Chart and figure data
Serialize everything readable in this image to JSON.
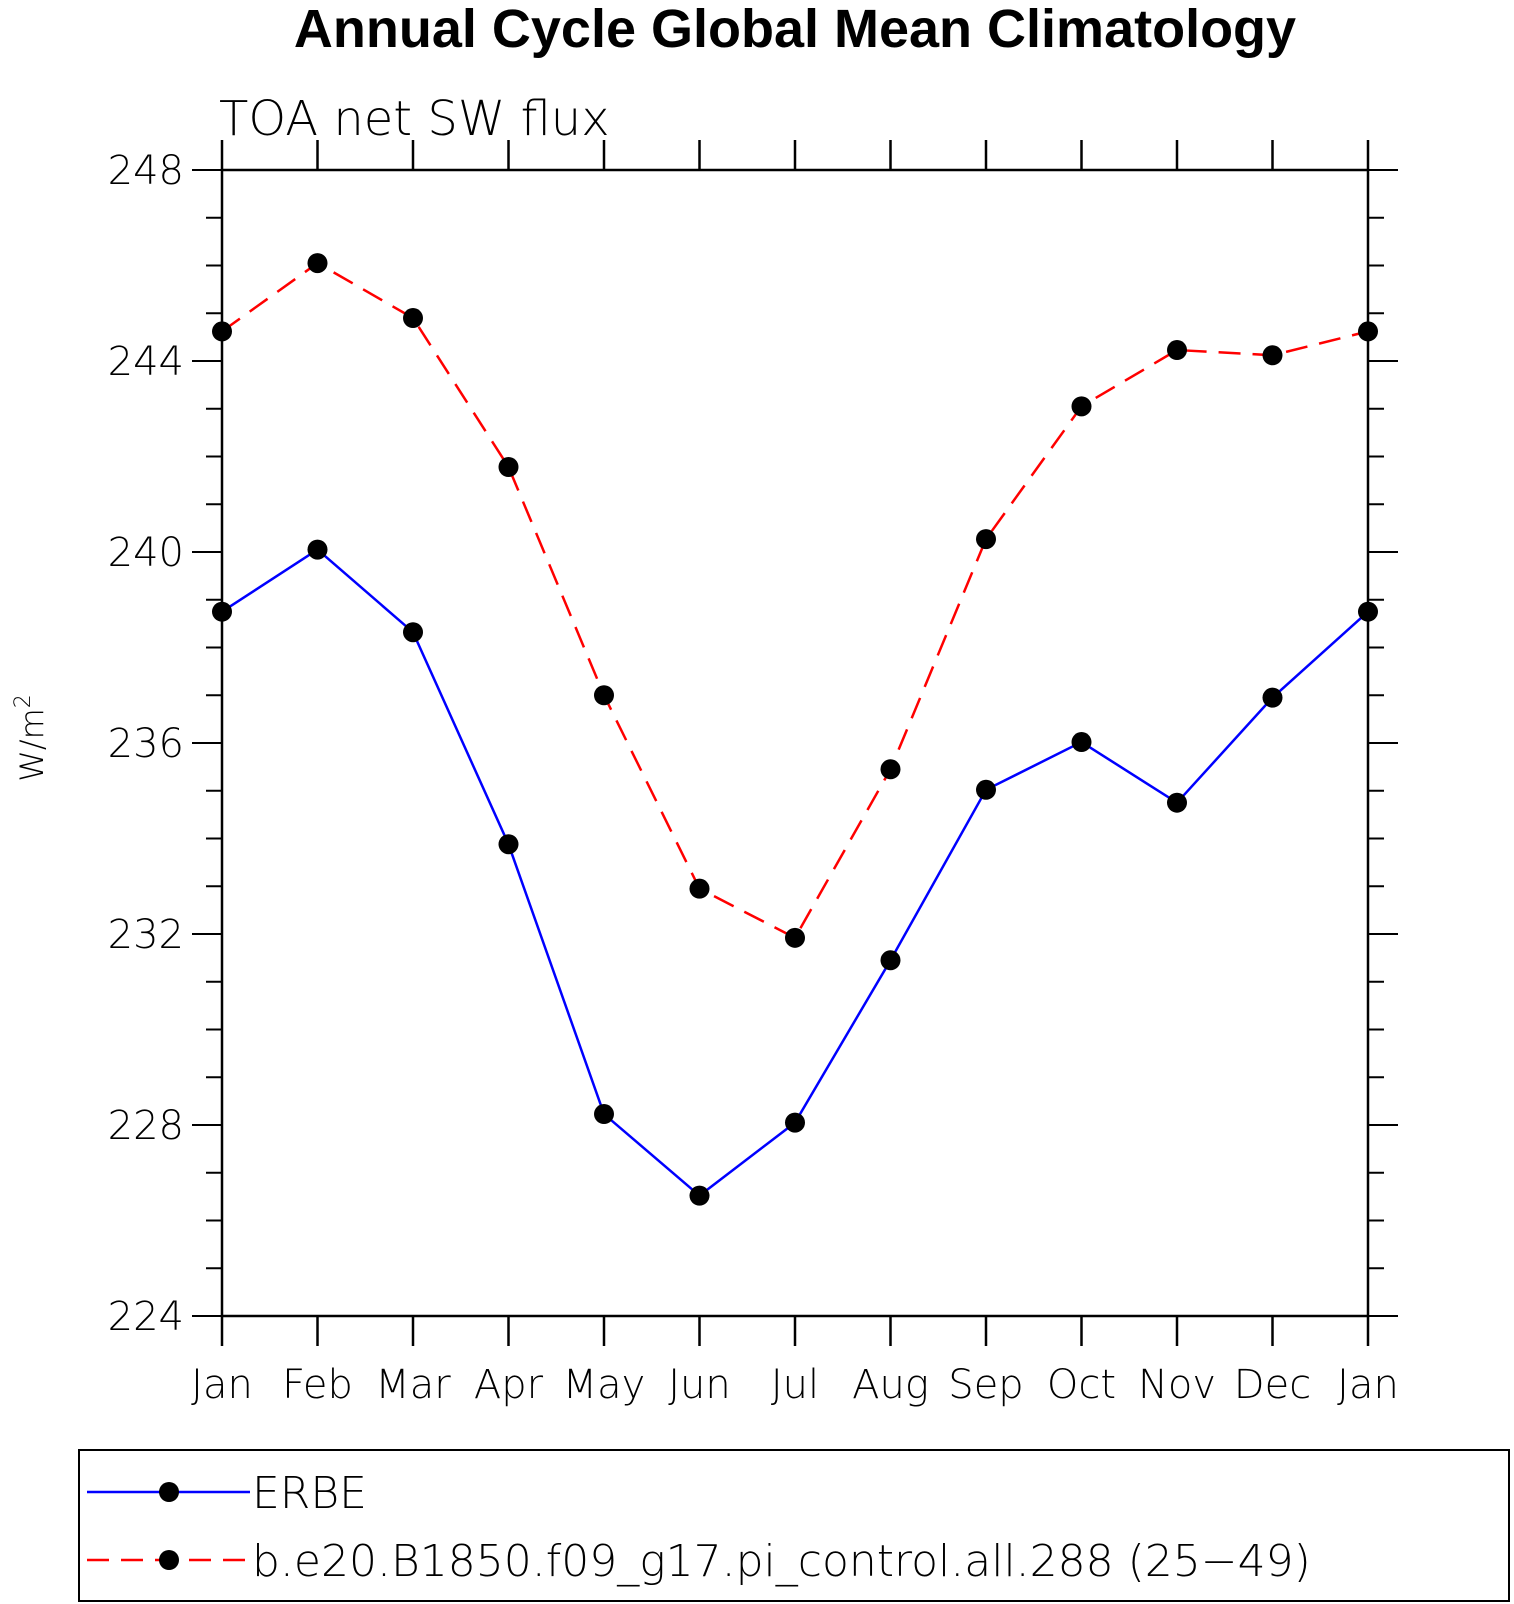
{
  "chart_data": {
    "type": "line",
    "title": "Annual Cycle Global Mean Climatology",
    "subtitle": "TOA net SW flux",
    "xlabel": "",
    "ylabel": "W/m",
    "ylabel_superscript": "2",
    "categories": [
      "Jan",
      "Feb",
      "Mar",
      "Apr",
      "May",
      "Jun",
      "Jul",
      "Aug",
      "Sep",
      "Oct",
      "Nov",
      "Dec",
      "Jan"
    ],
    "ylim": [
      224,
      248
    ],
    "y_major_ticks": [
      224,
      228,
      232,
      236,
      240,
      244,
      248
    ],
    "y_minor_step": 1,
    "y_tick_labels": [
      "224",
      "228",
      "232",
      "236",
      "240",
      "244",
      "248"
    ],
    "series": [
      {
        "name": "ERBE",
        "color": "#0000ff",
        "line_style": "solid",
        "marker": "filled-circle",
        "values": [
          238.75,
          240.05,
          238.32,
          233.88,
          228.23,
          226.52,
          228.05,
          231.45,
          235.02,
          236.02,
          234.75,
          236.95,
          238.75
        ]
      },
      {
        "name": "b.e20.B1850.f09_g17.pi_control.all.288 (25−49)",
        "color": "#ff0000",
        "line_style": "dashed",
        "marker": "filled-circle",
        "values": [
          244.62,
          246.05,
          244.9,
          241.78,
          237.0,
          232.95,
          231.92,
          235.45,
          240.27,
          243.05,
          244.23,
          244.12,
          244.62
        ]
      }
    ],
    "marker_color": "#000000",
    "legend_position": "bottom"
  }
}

BRIEF: Copy the material above in full and exactly, skipping pictures.

RESULT OF THIS TASK:
Serialize everything readable in this image to JSON.
{
  "chart_data": {
    "type": "line",
    "title": "Annual Cycle Global Mean Climatology",
    "subtitle": "TOA net SW flux",
    "xlabel": "",
    "ylabel": "W/m",
    "ylabel_superscript": "2",
    "categories": [
      "Jan",
      "Feb",
      "Mar",
      "Apr",
      "May",
      "Jun",
      "Jul",
      "Aug",
      "Sep",
      "Oct",
      "Nov",
      "Dec",
      "Jan"
    ],
    "ylim": [
      224,
      248
    ],
    "y_major_ticks": [
      224,
      228,
      232,
      236,
      240,
      244,
      248
    ],
    "y_minor_step": 1,
    "y_tick_labels": [
      "224",
      "228",
      "232",
      "236",
      "240",
      "244",
      "248"
    ],
    "series": [
      {
        "name": "ERBE",
        "color": "#0000ff",
        "line_style": "solid",
        "marker": "filled-circle",
        "values": [
          238.75,
          240.05,
          238.32,
          233.88,
          228.23,
          226.52,
          228.05,
          231.45,
          235.02,
          236.02,
          234.75,
          236.95,
          238.75
        ]
      },
      {
        "name": "b.e20.B1850.f09_g17.pi_control.all.288 (25−49)",
        "color": "#ff0000",
        "line_style": "dashed",
        "marker": "filled-circle",
        "values": [
          244.62,
          246.05,
          244.9,
          241.78,
          237.0,
          232.95,
          231.92,
          235.45,
          240.27,
          243.05,
          244.23,
          244.12,
          244.62
        ]
      }
    ],
    "marker_color": "#000000",
    "legend_position": "bottom"
  }
}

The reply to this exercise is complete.